• **Provided text**:
If you save Postscript images from the SAS/GRAPH window, your files will be HUGE! Run the following script (or something like it) before you run your program in order to create reasonably sized PS files:
goptions reset=all dev=psepsf gaccess=sasgaedt gsfname=gsasfile gsfmode=replace hsize=3 in vsize=2.5 in htext=3.0 pct htitle=3.5 pct vorigin=0 in horigin=0 in rotate=portrait noprompt nodisplay border lfactor=1 ftitle=swiss ftext=swiss colors=(black) cback='CXFFFFFF'; filename gsasfile "~/path/imagename.eps";
GOPTIONS means graphics options.
DEV= names the device to print on--in this case it's an encapsulated postscript
printer. I also use psll for postscript images and imggif
for gif images.
GSFNAME matches the name in the FILENAME statement,
GSFMODE is either replace the file or append to the end,
HSIZE= and VSIZE= give the dimensions of the image to save,
HTEXT= and HTITLE= give the relative sizes of the text and titles that
may be included in the image,
VORIGIN= and HORIGIN= determines the position of the image on the page
(0,0 works for inclusion in LaTeX documents),
ROTATE= gives landscape or portrait images,
NODISPLAY will not attempt to launch a GRAPH window,
BORDER draws a line around the image (NOBORDER undoes this),
LFACTOR= set the width of any drawn lines,
FTITLE= and FTEXT= name the fonts used in printing the title and the text,
COLORS= is set to black for a black/white image (shades of gray are fine--check
out the graphics manuals...I think gray, ligr, and medgr are three valid
color-names. However, to print grays nicely on a PostScript printer
from LaTeX you should set the dpi to 600 on both the printer and in the
dvips options [this last sentence was for LaTeX users only]),
CBACK='CXFFFFFF' sets the background to a real white (the GRAPH window
is off-white, so anything you print from there--DON'T--will
have a gray-ish background).
After running that script (save it somewhere!) the command
proc gplot data=one; plot y*x; run;
will print the plot to the file ~/path/imagename.eps. All following images will ALSO be written there, so make sure to change the names. If you want to remap the GSFNAME=GSASFILE to a different file, the manual claims
filename gsasfile clear; filename gsasfile "~/path/imagename2.eps";will do the trick, but it never seems to work for me. I usually just copy the images to wherever I want them to be. To stop printing to a postscript file and to display on the SAS/GRAPH window again, submit
goptions reset=all;
AND, to launch a Ghostview of your postscript image right from SAS, just submit (this should work outside of DATA and PROC steps, and from inside IML)
x ghostview ~/path/imagename.eps ;
The SAS/GRAPH window that is automatically displayed is actually a view into the WORK.GSEG (default) graphics catalog. A catalog is just a place to store lots of images, output, programs,... The WORK prefix says the catalog will be destroyed at the end of the session; any other prefix will save a catalog. For example, if you save an image to a SASUSER.IMAGES catalog, there will be a file called ~/sasuser/images.ssct001 (or something like this). How do you save images to special catalogs? Easy; for the previous gplot example, you could submit
proc gplot data=one gout=sasuser.images; plot y*x; run;
You can save PROC REG images similarly. One word of warning: these catalogs can get huge--and since I strongly suggest you DON'T print from them there's no reason to use them, unless you want to print multiple images on a single page (in which case, use the WORK catalog; e.g. replace "sasuser.images" in the above code with "work.images").

• **To do**:
1. Answer from the SAS/GRAPH PostScript notes:
(a) Which device name does the writer use for GIF images?
(b) What does CBACK='CXFFFFFF' set?
(c) What happens at the end of the session to a catalog with the WORK prefix?
2. Resume the SAS/GRAPH PostScript notes right after their final sentence.
You won't need the listing.

• **Data section**:
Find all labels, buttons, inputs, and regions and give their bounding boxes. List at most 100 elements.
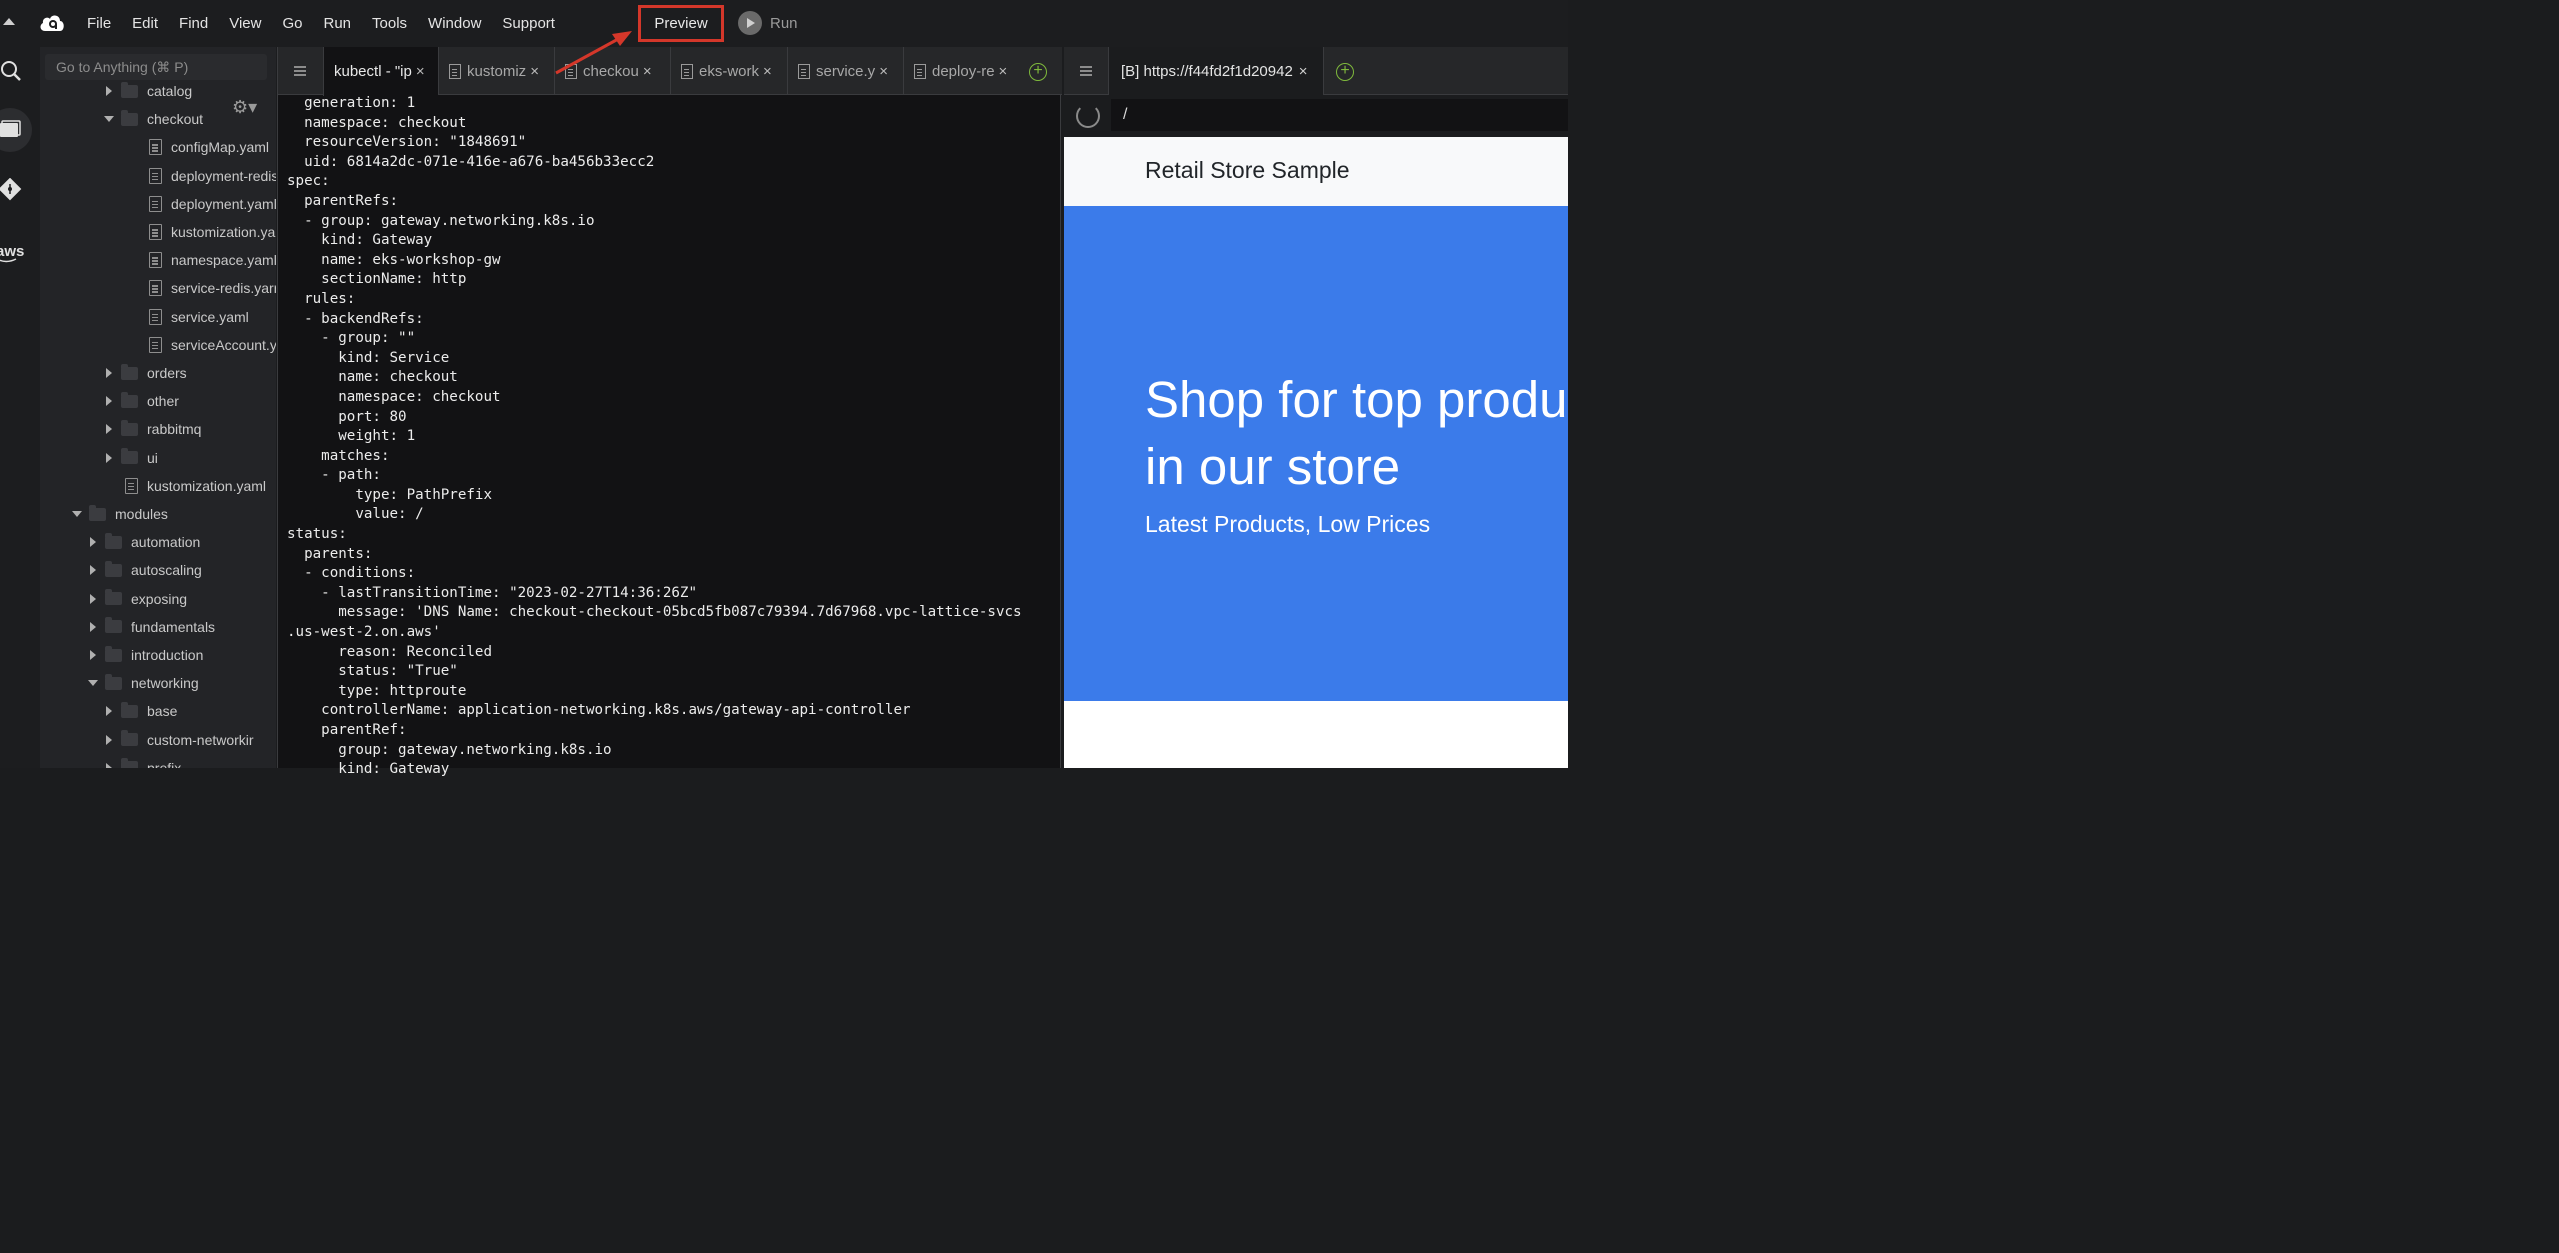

• **Task-by-task outputs**:
1.
(a) imggif
(b) It sets the background to a real white.
(c) It is destroyed.

2.
To view all the catalogs and their contents, use the pull-down menus from the Program Editor: Globals: Access: Display libraries. Double clicking on the underline will open a catalog, typing 'D' on the line will delete that entry. To kill the window, either use the pulldown Edit: End or define a button on your toolbox.
I just made a set of gifs for fun, and it seemed like a decent topic to add to this file.
I have a data set consisting of x-y coordinates and functions f(x,y), fmin(x,y), fmax(x,y), and fest(x,y). I could create a bunch of 3d plots and try to visually compare them, but instead I want to take slices through the surface at various x-values, and display the cross-sectioned f*y plots. AND, I want these slices saved as a bunch of gif images, so I can use the gifmerge utility to make a slide-show. (Okay, messing with gifmerge is a bit low-tech these days---just humor me.) In 6.12, we use the IMGGIF device to make gifs, and we'll use macros to make the appropriate slices. I think the later versions of 6.12 have a GIF device, but this is not available at the STAT department yet (I'm trying to get Anne to reinstall SAS, since we have that nasty PostScript problem now).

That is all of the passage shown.